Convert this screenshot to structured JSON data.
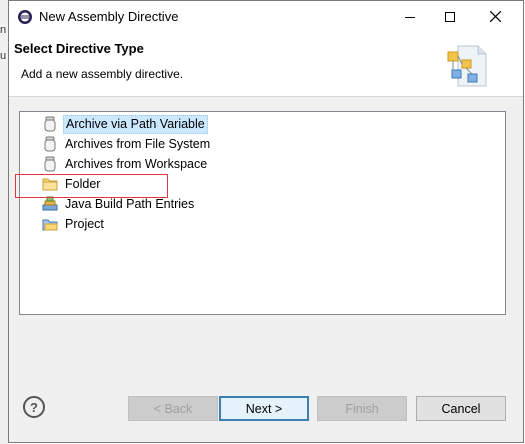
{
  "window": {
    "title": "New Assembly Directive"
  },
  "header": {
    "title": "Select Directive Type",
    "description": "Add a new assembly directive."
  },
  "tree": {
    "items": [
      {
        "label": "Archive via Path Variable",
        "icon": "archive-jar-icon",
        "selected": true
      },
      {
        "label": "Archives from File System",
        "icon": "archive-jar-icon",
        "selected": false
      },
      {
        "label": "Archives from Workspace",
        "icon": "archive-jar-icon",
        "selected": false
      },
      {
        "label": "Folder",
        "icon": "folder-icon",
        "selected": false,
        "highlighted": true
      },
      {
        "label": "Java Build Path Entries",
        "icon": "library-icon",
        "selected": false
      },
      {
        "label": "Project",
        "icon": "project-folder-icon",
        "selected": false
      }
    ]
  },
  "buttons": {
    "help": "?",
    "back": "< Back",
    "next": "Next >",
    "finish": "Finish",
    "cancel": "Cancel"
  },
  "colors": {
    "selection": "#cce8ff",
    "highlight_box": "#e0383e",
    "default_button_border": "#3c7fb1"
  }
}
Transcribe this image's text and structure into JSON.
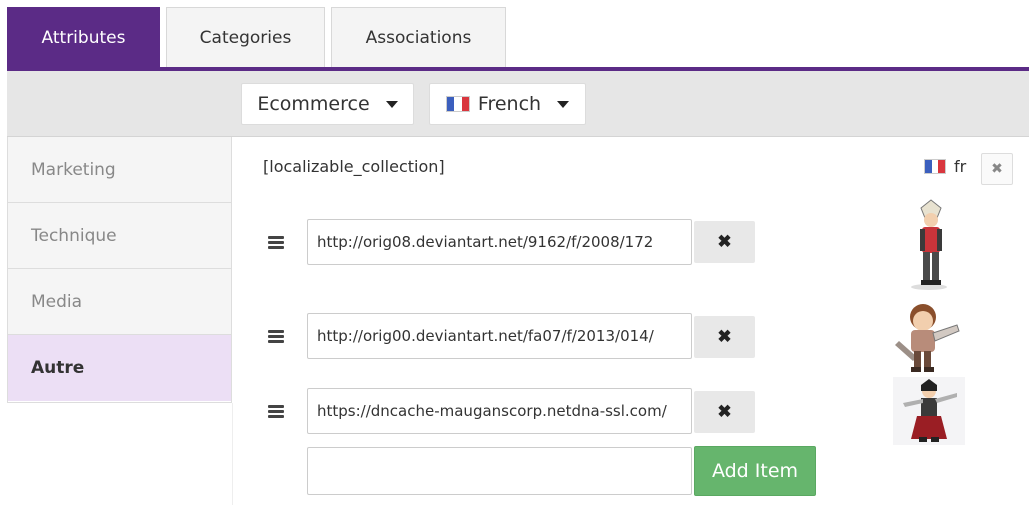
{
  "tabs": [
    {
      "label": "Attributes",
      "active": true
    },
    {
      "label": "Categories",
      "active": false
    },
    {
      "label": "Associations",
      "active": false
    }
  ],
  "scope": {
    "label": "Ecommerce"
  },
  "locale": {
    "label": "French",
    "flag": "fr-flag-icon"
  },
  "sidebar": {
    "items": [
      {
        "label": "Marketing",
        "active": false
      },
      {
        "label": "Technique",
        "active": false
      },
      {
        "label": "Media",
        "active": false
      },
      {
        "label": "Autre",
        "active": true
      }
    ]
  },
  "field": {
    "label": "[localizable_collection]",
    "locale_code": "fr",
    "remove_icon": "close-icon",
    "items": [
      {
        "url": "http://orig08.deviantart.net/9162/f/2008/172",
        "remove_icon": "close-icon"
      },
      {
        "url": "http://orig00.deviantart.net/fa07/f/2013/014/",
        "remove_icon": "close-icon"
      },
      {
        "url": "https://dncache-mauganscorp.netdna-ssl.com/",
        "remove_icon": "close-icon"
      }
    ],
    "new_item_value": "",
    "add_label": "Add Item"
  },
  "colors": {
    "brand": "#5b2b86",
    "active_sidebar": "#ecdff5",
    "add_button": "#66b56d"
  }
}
++++++++
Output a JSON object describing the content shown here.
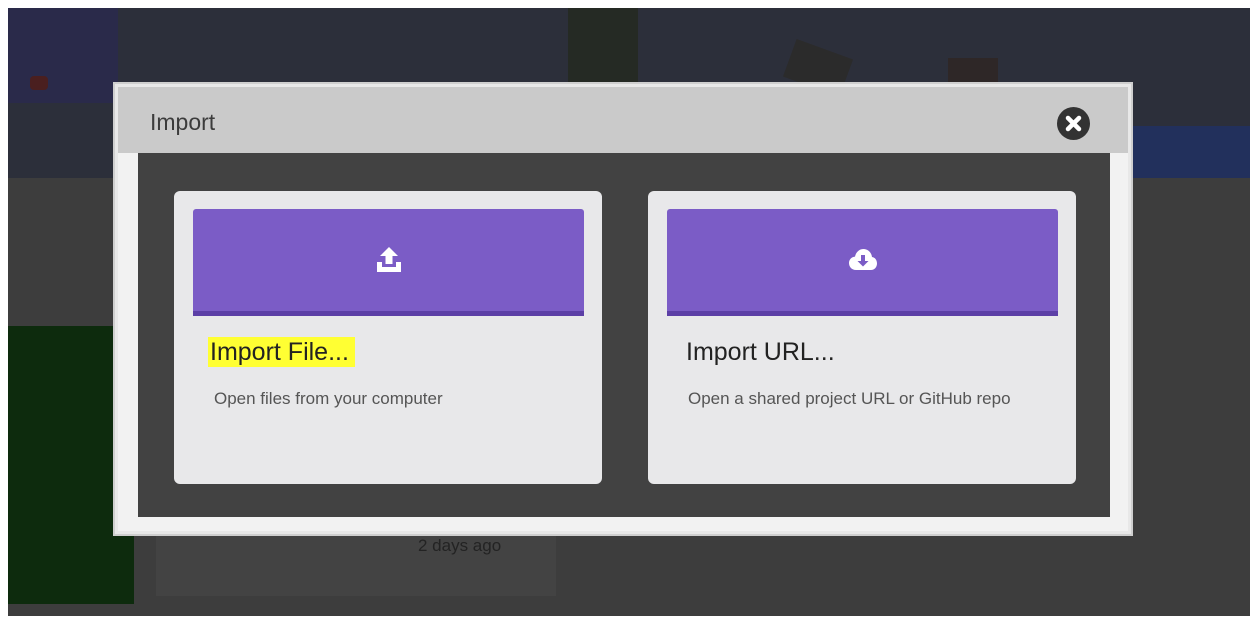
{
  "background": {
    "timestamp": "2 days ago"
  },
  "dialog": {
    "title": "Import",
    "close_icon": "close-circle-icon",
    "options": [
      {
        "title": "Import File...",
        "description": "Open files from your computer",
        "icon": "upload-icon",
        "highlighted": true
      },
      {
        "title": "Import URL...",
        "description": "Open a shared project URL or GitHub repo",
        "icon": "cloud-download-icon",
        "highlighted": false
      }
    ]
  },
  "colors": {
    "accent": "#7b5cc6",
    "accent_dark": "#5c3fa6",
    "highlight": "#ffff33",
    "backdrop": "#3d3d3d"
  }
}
++++++++
What is needed: Copy out all lines above that include the string "this".

Full solution:
Convert this screenshot to structured JSON data.
Transcribe this image's text and structure into JSON.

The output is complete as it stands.